Set problem 1 >> Write out everything in the forum post on Japanese permanent residency from "Currently, the permanent" down to "than ten years.".
Set problem 2 >> In the forum post on Japanese permanent residency, what length of extension may some English teachers receive starting in 2012?
Set problem 3 >> Translate this sentence from the forum post on Japanese permanent residency into Spanish: "Recently, Japanese immigration has undergone some changes that, on the surface, appear good."

Quoted text >>
####################

PostPosted: Wed Nov 30, 2011 12:48 pm    Post subject: Will getting permanent residency get harder from 2012? Reply with quote

Recently, Japanese immigration has undergone some changes that, on the surface, appear good. Starting in 2012, some English teachers may find themselves with five-year extensions instead of one- or three-year extensions when they go to the immigration office to renew. Here are two sources that confirm that this is going to happen:
http://www.survivingnjapan.com/2011/07/immigration-changes-coming-in-2012.html
http://www.japaninfoswap.com/blog/index.php?/archives/201-How-Will-Japans-New-Immigration-System-Affect-You.html

So that's good news, right? Fewer visits to the immigration office?

But wait...

Let me explain why I am a bit worried about five-year extensions being granted.

Currently, the permanent residency system in Japan works as follows (assuming the applicant is not a special case, like a spouse of a Japanese national, or a refugee) (I typed this verbatim from the book, published in 2010, 外国人をサポートするための生活マニュアル):
Quote:
- As a rule, the applicant should have stayed in Japan with a legal status of residence for more than ten years.

####################

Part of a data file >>
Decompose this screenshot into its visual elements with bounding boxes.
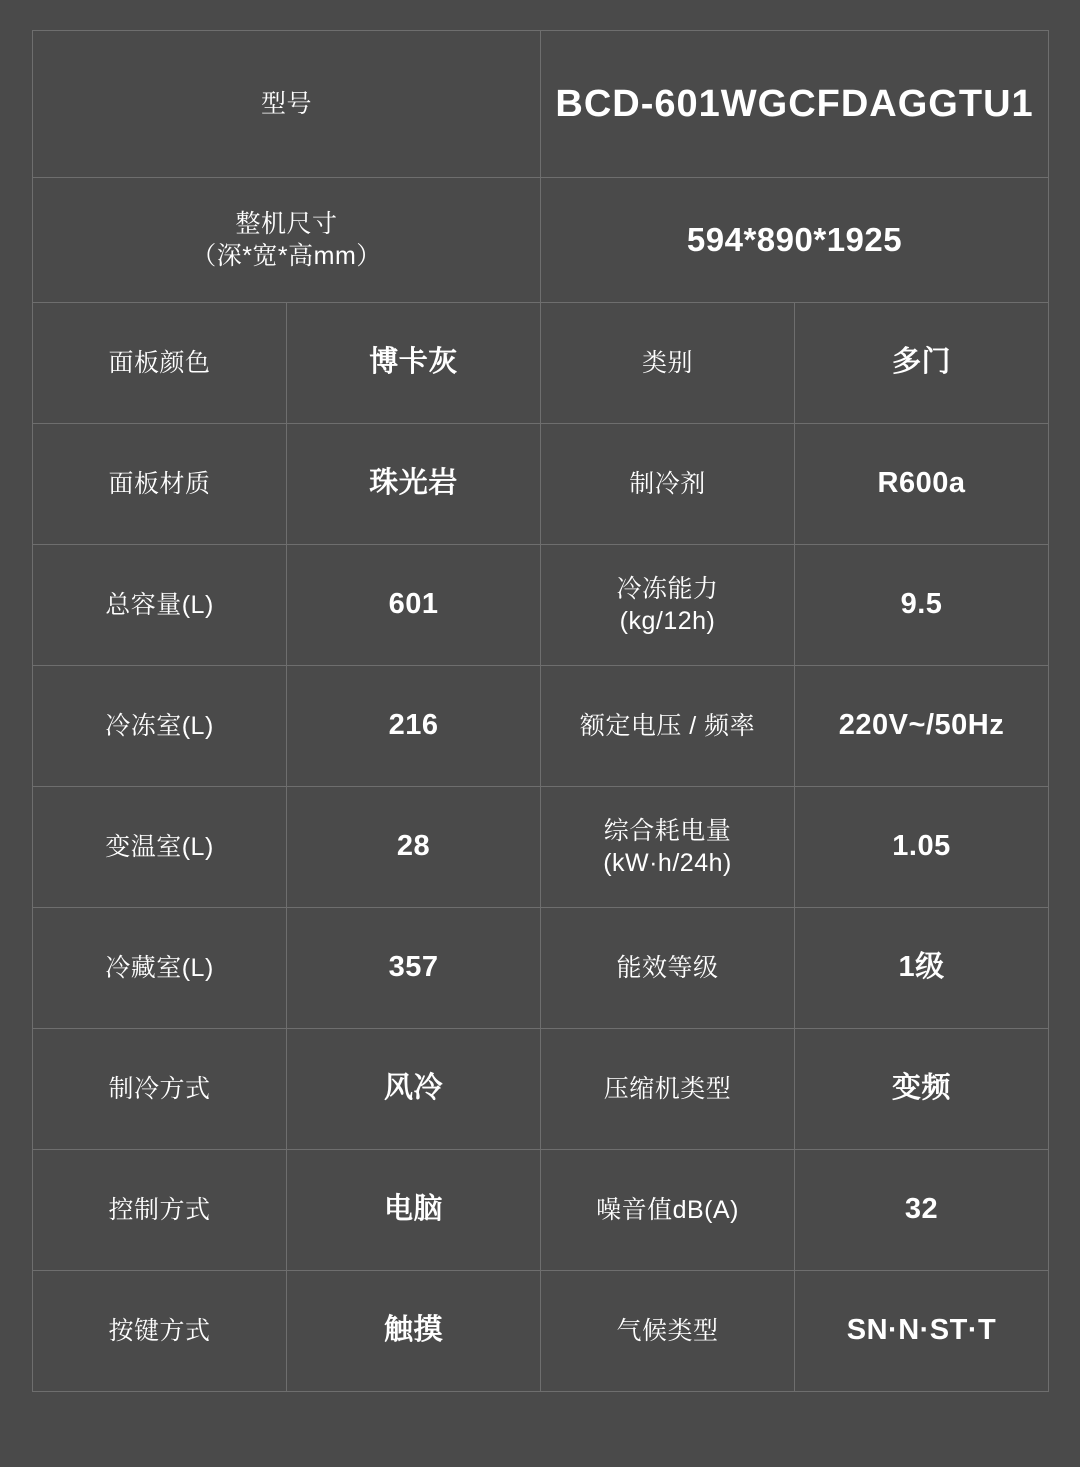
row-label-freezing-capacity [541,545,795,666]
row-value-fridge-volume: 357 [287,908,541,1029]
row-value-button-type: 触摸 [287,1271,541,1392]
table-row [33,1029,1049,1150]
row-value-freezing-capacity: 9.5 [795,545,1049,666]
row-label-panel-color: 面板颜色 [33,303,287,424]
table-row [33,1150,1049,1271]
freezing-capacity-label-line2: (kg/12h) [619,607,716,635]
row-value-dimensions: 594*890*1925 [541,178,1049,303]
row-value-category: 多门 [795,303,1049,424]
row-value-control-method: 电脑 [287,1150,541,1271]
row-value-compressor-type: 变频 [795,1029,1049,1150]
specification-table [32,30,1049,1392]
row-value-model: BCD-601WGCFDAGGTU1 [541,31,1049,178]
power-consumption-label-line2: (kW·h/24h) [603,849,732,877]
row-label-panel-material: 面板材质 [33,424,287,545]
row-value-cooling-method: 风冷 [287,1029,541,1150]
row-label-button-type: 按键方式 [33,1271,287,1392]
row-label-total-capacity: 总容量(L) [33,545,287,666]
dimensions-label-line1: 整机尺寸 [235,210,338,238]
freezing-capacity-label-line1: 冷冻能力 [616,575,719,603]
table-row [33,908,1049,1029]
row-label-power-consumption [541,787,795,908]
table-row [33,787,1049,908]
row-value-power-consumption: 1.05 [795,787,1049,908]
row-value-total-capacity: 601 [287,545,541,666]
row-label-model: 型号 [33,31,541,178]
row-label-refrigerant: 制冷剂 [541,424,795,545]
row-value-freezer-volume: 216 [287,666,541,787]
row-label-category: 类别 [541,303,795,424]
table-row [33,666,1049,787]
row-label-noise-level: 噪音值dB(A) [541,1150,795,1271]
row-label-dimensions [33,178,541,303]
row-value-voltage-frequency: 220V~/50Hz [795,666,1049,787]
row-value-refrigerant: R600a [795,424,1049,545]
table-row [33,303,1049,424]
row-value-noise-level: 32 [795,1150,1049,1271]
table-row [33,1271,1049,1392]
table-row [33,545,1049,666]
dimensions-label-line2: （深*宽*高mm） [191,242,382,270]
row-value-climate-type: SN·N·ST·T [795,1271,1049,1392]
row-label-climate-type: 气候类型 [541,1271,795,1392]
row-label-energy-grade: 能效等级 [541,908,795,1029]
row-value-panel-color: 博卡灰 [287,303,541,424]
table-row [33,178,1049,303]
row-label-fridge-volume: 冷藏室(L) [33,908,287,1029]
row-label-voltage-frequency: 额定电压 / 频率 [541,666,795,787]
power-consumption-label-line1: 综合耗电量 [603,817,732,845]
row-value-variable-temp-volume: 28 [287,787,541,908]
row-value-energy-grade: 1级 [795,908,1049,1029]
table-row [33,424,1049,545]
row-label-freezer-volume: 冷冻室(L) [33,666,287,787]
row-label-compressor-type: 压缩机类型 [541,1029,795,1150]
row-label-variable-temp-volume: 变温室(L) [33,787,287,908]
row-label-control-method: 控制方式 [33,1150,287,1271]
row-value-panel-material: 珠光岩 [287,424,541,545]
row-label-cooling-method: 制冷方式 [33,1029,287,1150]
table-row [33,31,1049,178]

####################

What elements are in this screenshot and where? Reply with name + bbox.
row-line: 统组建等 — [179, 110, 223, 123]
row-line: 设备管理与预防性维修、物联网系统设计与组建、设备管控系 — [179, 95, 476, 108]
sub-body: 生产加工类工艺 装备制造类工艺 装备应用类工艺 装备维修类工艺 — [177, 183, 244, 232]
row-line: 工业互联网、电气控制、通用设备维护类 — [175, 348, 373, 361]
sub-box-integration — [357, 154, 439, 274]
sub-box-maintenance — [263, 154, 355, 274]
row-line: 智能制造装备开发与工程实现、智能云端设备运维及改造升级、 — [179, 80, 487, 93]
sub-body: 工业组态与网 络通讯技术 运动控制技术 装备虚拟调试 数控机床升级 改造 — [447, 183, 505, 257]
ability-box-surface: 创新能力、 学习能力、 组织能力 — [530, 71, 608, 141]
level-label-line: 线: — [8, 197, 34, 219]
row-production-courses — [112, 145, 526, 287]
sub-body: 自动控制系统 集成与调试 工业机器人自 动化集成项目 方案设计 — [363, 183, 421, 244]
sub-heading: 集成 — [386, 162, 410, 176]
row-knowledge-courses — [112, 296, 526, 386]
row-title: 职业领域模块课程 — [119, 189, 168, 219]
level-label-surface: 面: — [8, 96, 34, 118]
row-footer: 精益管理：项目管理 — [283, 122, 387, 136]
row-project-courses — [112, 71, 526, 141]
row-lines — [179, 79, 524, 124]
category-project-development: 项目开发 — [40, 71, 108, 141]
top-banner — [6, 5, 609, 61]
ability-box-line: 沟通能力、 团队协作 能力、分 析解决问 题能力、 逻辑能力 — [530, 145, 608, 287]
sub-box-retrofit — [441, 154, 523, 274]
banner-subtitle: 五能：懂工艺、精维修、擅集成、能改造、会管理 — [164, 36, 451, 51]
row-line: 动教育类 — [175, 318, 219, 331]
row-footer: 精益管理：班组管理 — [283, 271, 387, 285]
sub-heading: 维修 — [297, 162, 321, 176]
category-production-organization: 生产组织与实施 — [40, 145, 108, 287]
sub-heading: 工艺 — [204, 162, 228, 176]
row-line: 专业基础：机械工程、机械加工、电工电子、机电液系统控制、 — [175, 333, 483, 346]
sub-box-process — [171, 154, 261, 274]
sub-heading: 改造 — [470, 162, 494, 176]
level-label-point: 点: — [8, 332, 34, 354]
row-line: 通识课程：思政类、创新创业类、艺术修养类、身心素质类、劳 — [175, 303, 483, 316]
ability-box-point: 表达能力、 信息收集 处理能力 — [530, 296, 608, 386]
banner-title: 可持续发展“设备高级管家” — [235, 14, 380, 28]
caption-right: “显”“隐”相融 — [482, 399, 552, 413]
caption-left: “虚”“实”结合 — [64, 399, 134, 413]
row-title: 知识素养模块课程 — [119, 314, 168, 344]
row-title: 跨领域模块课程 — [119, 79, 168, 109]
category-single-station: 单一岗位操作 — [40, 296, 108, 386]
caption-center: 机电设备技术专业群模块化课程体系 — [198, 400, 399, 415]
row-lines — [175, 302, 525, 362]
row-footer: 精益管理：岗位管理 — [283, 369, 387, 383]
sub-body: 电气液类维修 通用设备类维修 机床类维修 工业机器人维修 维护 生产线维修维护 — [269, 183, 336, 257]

####################

Exercise answer 1 >>
Currently, the permanent residency system in Japan works as follows (assuming the applicant is not a special case, like a spouse of a Japanese national, or a refugee) (I typed this verbatim from the book, published in 2010, 外国人をサポートするための生活マニュアル):
Quote:
- As a rule, the applicant should have stayed in Japan with a legal status of residence for more than ten years.

Exercise answer 2 >> Five-year extensions instead of one- or three-year extensions.

Exercise answer 3 >> Recientemente, la inmigración japonesa ha experimentado algunos cambios que, en apariencia, parecen buenos.